• [DIRECTIONS FOR THIS TASK]: Look below for the line containing "Parse this screenshot: output". Output it and each remaining line of the entries exactly, and nothing else.

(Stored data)
•••••
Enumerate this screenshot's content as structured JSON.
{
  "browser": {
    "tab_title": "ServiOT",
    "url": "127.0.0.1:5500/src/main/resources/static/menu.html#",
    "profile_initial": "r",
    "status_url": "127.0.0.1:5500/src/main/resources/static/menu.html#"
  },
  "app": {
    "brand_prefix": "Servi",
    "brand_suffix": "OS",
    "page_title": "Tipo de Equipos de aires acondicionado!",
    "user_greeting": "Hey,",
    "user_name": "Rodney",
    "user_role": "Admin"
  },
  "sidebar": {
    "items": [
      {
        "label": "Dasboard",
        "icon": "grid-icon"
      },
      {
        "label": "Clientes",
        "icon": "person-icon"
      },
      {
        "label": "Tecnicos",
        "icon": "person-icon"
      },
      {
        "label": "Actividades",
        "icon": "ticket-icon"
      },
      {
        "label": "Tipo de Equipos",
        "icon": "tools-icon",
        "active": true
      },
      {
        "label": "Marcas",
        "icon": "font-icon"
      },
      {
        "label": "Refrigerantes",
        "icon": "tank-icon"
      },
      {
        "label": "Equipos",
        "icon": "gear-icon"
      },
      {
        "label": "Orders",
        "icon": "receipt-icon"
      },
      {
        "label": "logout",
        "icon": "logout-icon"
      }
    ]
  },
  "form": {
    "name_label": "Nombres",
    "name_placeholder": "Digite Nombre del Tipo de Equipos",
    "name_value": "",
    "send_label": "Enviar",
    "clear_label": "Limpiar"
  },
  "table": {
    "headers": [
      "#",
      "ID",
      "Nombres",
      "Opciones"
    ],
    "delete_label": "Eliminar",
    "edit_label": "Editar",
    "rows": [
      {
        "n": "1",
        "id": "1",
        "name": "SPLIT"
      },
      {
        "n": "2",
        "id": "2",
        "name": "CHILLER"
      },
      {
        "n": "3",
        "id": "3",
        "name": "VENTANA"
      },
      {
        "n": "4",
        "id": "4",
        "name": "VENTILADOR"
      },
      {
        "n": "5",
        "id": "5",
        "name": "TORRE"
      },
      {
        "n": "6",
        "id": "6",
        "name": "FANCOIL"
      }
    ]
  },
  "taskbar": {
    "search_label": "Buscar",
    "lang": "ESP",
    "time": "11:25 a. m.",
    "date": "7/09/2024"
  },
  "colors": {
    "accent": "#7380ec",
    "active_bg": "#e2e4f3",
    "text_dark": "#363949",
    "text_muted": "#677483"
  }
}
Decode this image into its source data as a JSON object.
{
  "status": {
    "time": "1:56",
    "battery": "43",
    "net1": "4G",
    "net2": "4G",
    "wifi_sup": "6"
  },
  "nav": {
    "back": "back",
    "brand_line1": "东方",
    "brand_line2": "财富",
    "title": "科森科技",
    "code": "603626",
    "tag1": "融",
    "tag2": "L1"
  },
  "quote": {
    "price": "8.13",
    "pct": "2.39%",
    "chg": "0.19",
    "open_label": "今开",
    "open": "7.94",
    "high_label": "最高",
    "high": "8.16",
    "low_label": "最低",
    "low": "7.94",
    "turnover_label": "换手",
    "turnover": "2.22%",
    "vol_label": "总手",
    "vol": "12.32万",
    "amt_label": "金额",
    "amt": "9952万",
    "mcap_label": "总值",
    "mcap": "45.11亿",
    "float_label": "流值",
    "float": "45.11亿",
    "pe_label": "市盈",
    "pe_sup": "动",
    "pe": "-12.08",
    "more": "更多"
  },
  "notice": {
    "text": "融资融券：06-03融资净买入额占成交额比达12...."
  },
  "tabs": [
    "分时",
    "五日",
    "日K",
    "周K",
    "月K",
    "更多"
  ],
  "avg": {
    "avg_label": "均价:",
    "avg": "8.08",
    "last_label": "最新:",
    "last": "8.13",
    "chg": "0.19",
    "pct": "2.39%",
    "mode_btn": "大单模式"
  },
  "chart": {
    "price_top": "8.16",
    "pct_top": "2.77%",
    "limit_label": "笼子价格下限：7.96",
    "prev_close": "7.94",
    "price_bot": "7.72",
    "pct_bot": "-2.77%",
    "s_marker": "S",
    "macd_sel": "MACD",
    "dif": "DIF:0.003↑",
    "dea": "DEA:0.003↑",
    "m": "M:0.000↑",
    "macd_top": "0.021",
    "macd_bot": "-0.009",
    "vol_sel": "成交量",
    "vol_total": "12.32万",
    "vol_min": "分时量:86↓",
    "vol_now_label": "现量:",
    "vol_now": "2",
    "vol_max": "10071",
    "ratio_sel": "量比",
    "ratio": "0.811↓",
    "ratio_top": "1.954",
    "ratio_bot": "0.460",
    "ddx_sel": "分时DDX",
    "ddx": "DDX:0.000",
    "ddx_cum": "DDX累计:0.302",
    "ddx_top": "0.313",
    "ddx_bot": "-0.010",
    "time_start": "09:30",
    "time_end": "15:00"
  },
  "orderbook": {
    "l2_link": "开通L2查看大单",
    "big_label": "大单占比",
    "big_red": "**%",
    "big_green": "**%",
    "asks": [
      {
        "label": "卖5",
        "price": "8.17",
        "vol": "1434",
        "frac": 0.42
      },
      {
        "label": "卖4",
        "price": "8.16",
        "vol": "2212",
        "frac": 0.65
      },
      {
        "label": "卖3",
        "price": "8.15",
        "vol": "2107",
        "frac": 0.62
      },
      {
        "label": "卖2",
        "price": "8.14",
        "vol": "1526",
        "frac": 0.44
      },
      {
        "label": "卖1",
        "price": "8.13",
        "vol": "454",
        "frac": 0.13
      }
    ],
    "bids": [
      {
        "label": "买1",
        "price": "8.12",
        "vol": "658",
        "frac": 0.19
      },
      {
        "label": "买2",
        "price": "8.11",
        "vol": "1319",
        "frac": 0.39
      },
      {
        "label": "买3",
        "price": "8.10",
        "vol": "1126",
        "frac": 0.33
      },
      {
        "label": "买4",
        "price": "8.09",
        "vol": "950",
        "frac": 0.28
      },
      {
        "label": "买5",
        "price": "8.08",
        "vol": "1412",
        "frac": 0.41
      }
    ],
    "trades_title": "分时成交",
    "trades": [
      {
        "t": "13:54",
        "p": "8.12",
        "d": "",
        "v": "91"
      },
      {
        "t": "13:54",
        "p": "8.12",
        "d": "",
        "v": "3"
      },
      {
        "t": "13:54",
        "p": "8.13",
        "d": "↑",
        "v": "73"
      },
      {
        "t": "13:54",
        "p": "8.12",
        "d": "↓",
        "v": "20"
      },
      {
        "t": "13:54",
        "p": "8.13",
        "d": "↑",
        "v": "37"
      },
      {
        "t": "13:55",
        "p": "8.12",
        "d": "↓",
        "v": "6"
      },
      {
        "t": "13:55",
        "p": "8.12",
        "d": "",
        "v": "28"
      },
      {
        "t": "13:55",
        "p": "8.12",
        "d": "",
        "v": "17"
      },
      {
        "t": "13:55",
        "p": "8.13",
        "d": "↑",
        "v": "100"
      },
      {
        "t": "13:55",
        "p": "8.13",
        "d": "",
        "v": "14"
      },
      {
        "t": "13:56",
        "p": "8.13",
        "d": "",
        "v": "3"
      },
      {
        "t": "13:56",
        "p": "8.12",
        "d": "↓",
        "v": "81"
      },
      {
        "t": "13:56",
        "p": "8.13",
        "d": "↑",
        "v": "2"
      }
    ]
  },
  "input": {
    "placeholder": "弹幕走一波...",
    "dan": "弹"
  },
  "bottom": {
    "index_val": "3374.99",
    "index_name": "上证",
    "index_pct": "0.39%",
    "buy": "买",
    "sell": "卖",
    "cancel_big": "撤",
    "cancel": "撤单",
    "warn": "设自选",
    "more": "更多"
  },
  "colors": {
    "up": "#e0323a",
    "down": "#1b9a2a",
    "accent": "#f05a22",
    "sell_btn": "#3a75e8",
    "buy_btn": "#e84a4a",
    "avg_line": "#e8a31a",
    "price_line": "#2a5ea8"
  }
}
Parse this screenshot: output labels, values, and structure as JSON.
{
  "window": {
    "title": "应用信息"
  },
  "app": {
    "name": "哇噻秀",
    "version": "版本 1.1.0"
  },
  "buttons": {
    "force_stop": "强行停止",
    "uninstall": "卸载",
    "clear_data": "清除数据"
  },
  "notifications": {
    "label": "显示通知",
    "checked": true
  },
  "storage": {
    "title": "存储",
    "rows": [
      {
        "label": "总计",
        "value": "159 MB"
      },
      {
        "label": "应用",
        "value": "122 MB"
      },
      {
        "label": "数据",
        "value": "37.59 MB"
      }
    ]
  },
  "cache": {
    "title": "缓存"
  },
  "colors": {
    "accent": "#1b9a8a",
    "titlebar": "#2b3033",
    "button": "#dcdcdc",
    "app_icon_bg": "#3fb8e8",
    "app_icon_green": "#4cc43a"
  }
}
•••••
• [EXERCISE OUTPUT]:
Parse this screenshot: output labels, values, and structure as JSON.
{
  "window": {
    "title": "应用信息"
  },
  "app": {
    "name": "哇噻秀",
    "version": "版本 1.1.0"
  },
  "buttons": {
    "force_stop": "强行停止",
    "uninstall": "卸载",
    "clear_data": "清除数据"
  },
  "notifications": {
    "label": "显示通知",
    "checked": true
  },
  "storage": {
    "title": "存储",
    "rows": [
      {
        "label": "总计",
        "value": "159 MB"
      },
      {
        "label": "应用",
        "value": "122 MB"
      },
      {
        "label": "数据",
        "value": "37.59 MB"
      }
    ]
  },
  "cache": {
    "title": "缓存"
  },
  "colors": {
    "accent": "#1b9a8a",
    "titlebar": "#2b3033",
    "button": "#dcdcdc",
    "app_icon_bg": "#3fb8e8",
    "app_icon_green": "#4cc43a"
  }
}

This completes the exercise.